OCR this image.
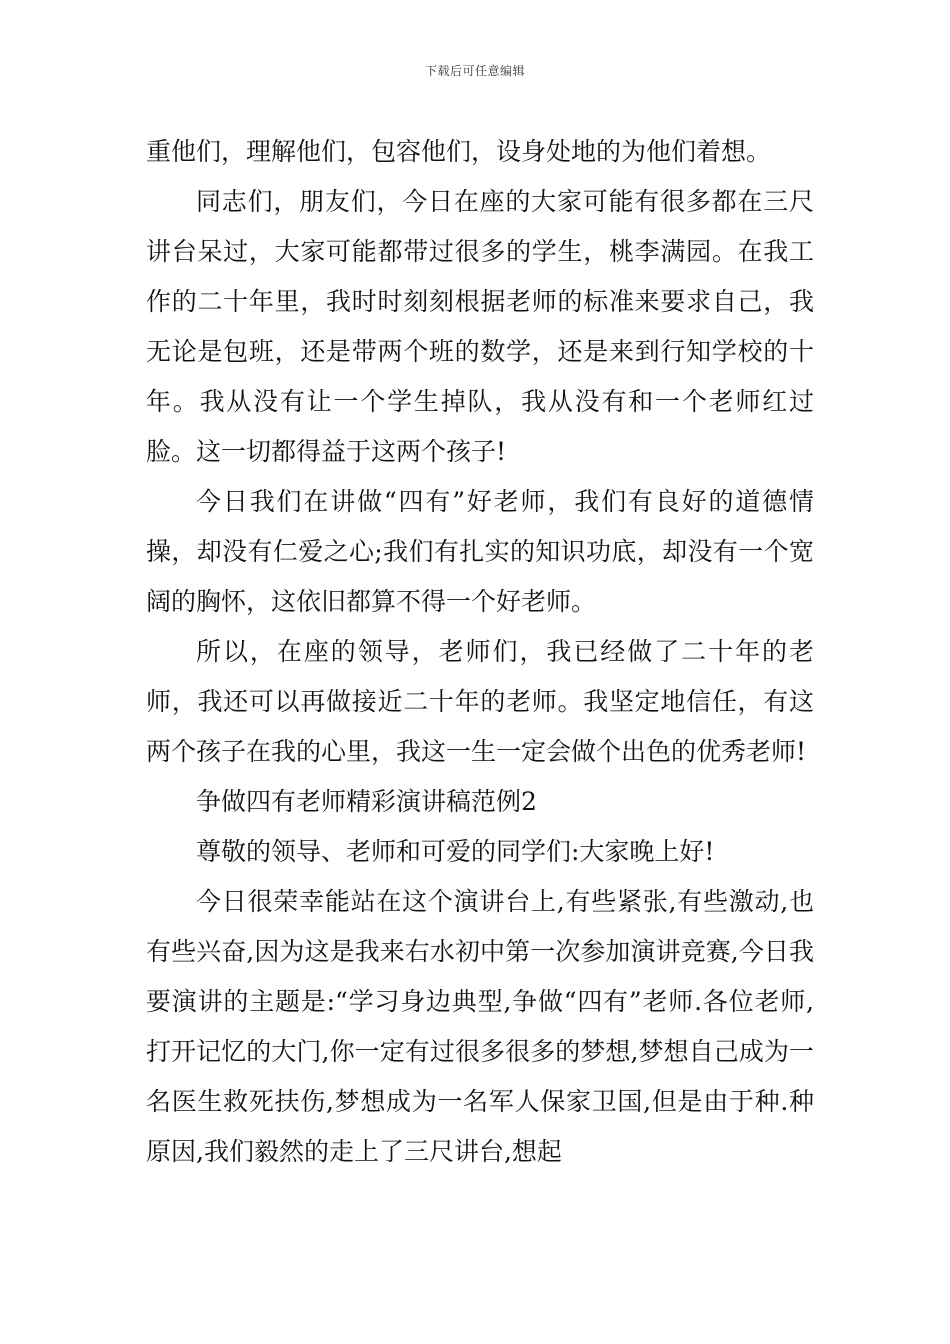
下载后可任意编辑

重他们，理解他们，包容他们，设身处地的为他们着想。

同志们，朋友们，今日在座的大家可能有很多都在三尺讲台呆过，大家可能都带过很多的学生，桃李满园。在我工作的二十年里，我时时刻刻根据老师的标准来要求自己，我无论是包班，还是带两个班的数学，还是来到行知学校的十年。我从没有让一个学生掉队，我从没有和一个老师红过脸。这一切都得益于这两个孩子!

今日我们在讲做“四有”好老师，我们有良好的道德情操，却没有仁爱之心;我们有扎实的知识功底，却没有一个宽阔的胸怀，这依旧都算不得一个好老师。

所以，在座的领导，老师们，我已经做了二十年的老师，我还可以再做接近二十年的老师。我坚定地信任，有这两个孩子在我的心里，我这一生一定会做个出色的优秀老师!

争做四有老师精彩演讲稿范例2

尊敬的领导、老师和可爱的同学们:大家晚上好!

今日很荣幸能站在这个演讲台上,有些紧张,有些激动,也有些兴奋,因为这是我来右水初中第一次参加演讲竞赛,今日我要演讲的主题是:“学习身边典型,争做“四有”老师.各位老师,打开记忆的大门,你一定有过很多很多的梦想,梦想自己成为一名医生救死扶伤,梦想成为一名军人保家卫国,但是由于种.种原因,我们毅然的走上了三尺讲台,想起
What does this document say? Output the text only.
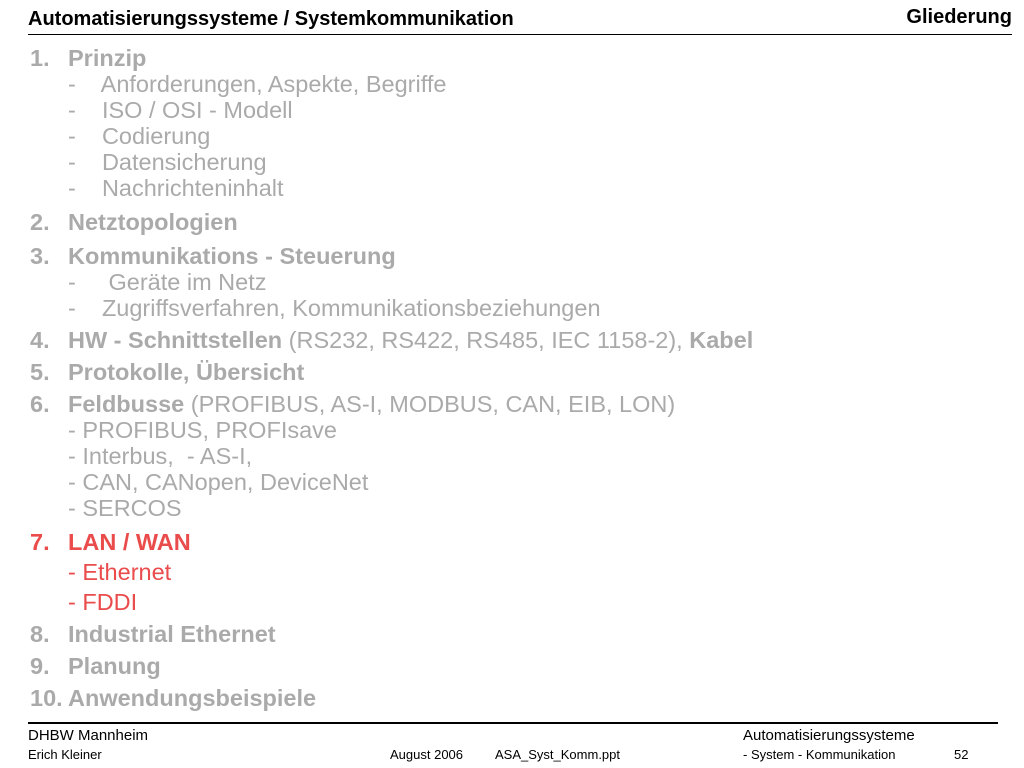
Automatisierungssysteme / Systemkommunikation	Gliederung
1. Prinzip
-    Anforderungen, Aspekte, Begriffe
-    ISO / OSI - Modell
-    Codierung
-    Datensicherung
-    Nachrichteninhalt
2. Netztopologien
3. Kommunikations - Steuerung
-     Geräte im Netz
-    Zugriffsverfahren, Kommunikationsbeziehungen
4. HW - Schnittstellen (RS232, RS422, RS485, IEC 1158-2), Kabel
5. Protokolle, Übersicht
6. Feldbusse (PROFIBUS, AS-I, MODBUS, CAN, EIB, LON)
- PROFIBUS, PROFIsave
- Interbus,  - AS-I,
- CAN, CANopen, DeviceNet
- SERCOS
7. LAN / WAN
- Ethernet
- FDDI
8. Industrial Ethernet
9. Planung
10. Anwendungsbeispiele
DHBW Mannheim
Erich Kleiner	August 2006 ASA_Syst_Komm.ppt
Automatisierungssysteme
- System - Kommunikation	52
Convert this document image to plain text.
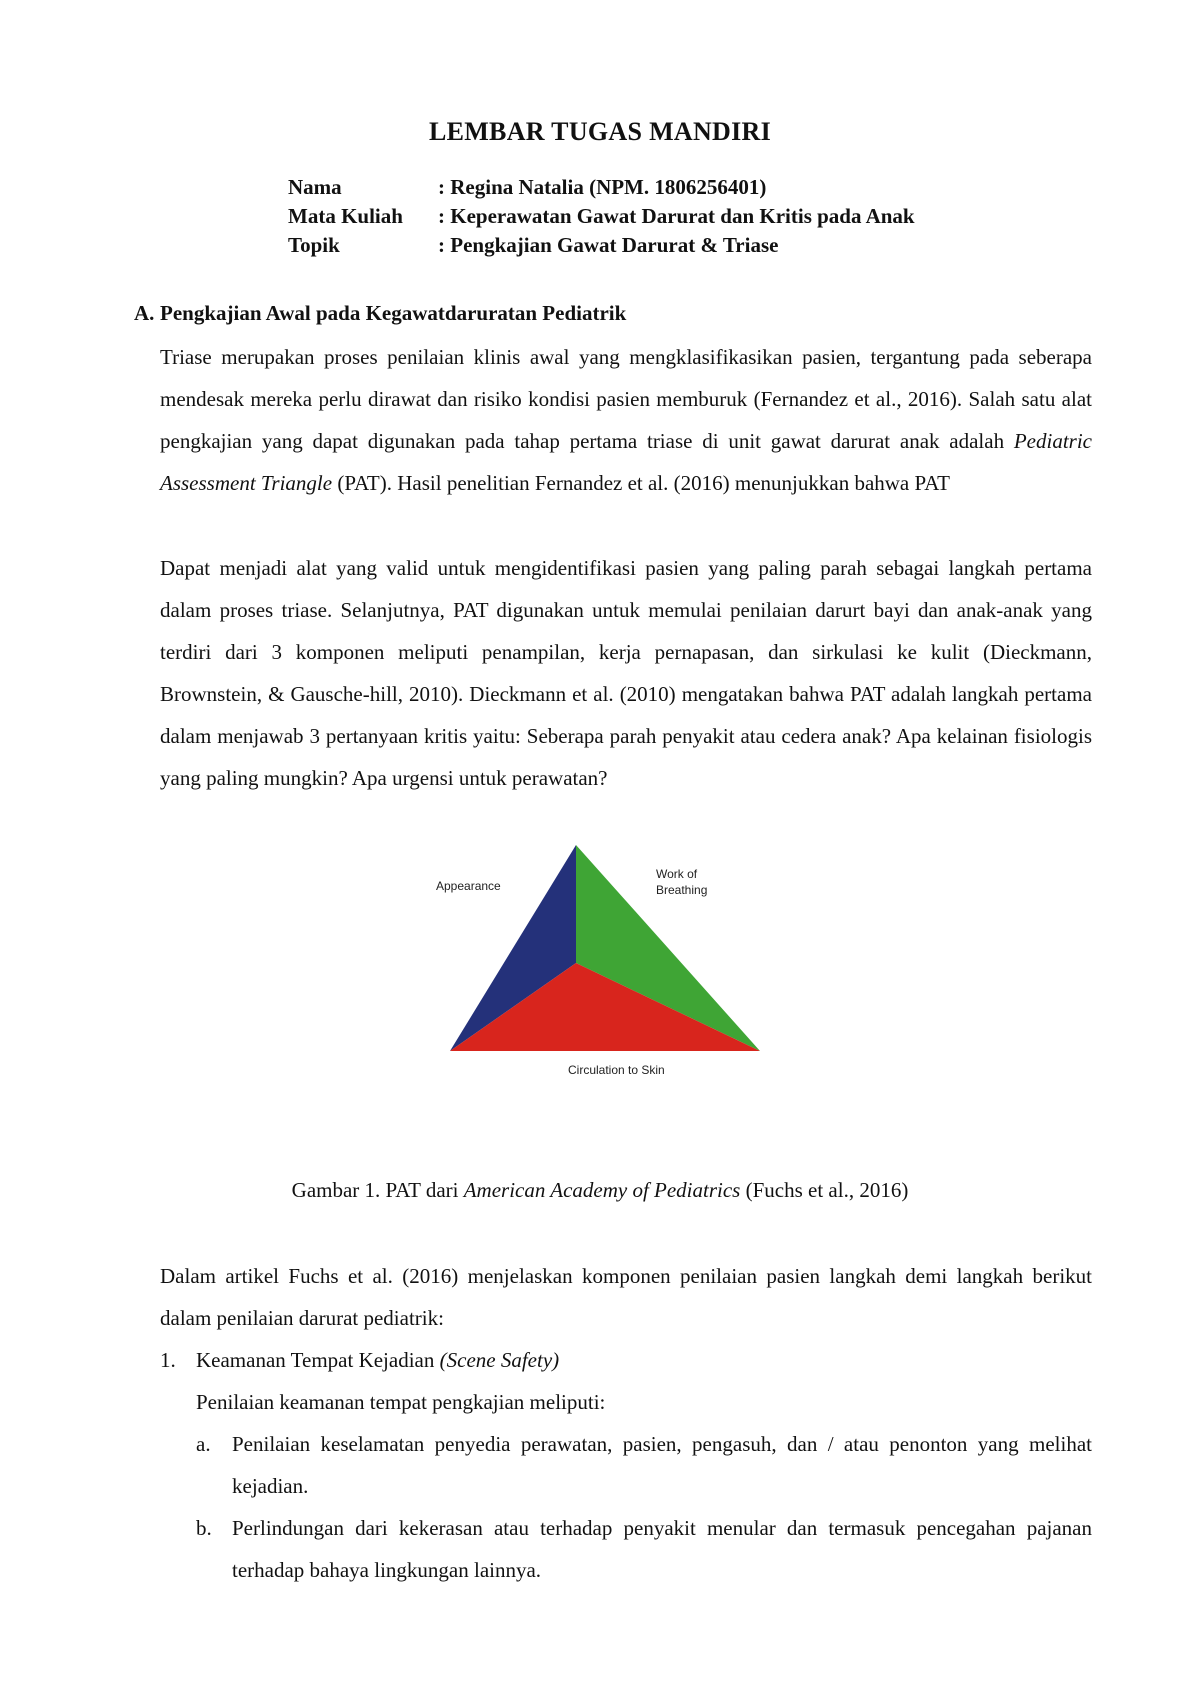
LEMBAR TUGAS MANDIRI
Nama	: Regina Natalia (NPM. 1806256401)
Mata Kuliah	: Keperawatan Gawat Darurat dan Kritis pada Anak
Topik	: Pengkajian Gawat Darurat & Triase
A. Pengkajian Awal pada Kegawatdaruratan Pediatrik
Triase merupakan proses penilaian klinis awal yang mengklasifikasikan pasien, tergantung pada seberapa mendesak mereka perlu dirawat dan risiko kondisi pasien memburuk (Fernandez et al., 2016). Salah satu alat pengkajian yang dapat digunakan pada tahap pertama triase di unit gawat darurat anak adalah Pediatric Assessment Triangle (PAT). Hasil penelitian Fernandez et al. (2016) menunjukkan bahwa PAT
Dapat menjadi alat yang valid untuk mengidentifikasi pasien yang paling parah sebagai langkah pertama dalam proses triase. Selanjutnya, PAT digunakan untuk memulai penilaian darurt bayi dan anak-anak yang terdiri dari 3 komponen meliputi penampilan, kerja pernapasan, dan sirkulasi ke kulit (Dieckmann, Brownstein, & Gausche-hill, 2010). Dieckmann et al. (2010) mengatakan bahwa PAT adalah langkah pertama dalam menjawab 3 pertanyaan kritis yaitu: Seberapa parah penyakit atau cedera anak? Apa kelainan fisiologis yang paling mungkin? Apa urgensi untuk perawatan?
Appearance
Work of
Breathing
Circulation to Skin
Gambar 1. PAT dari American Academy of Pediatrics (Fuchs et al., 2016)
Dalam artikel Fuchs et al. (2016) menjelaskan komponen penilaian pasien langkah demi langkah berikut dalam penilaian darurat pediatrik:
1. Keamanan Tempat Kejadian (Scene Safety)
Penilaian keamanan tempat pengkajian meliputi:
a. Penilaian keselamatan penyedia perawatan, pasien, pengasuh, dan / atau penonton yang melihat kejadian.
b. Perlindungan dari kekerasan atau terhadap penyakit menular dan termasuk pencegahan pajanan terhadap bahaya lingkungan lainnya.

-- -- --

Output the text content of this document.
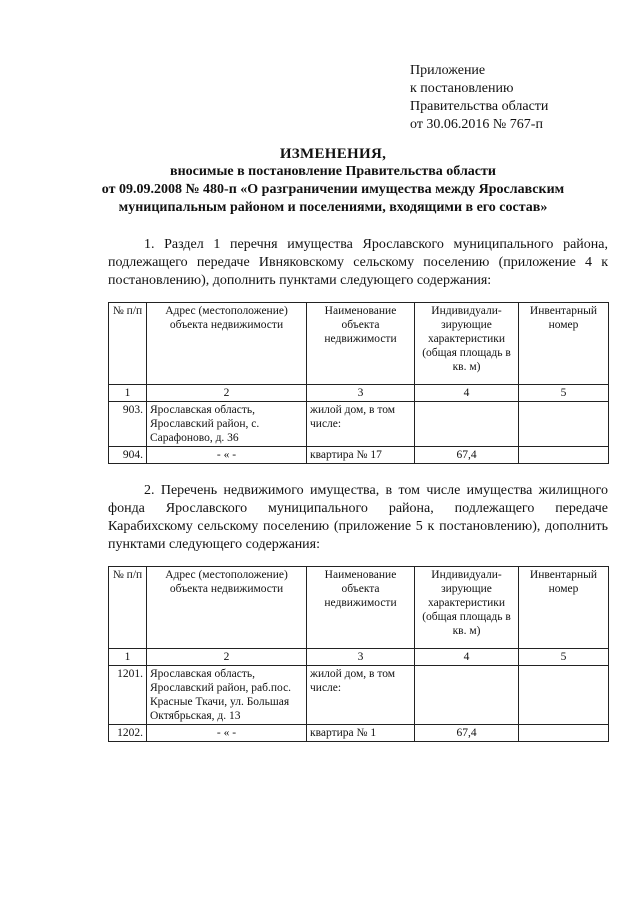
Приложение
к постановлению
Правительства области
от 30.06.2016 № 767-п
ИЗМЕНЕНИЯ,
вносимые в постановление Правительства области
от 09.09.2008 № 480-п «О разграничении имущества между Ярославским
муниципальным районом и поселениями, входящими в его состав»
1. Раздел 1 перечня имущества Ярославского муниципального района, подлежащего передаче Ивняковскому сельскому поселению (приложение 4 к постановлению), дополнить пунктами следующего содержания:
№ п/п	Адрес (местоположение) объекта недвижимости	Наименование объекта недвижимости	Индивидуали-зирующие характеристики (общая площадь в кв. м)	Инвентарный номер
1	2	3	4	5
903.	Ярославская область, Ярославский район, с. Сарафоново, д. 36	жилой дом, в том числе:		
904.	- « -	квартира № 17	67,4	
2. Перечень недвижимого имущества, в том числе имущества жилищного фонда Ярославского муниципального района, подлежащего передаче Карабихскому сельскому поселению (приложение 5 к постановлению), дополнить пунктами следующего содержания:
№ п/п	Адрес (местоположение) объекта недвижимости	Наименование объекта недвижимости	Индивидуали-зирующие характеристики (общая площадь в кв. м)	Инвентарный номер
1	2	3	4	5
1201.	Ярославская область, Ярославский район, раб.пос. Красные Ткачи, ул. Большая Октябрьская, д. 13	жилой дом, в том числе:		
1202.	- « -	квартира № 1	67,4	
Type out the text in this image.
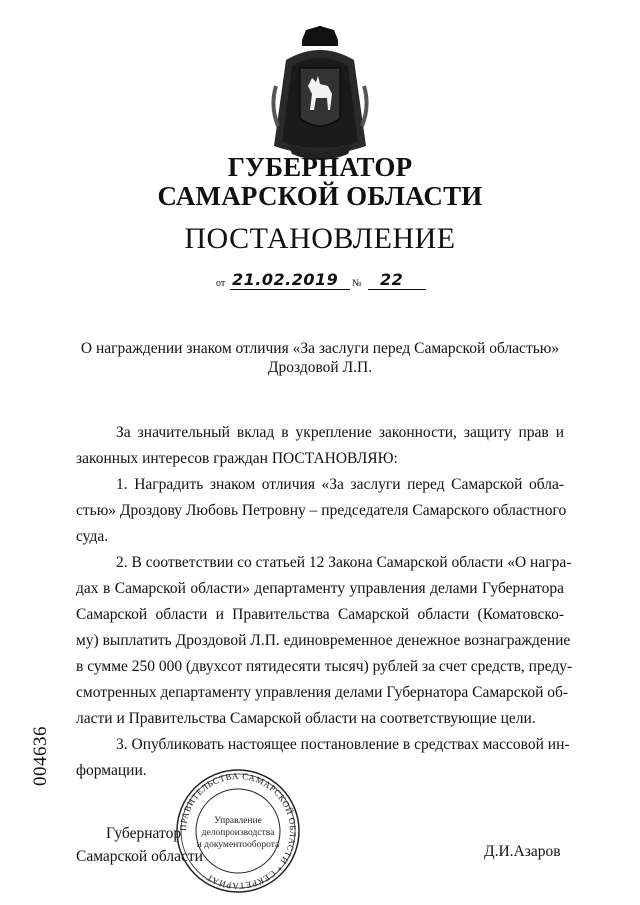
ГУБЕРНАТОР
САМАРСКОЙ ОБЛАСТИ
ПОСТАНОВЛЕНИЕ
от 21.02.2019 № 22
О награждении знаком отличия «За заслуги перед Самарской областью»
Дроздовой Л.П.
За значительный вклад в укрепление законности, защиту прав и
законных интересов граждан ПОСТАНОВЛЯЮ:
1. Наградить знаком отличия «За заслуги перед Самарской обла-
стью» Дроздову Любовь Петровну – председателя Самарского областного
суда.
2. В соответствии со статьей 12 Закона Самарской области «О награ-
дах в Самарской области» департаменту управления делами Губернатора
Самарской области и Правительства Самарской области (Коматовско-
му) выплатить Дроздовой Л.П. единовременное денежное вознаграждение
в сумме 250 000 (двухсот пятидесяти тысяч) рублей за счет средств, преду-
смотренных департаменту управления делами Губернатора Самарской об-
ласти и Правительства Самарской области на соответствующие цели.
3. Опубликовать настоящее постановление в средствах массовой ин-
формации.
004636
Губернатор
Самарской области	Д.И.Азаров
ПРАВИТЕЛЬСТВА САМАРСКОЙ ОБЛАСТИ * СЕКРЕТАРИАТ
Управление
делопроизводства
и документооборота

-- -- --

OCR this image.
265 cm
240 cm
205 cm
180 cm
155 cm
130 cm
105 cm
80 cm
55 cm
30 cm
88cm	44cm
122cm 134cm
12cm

-- -- --

## AIM
For this exercise, gather every line of the data that contains the word "PROFIBUS".

## SOLUTION TO THE EXERCISE
6. Feldbusse (PROFIBUS, AS-I, MODBUS, CAN, EIB, LON)
- PROFIBUS, PROFIsave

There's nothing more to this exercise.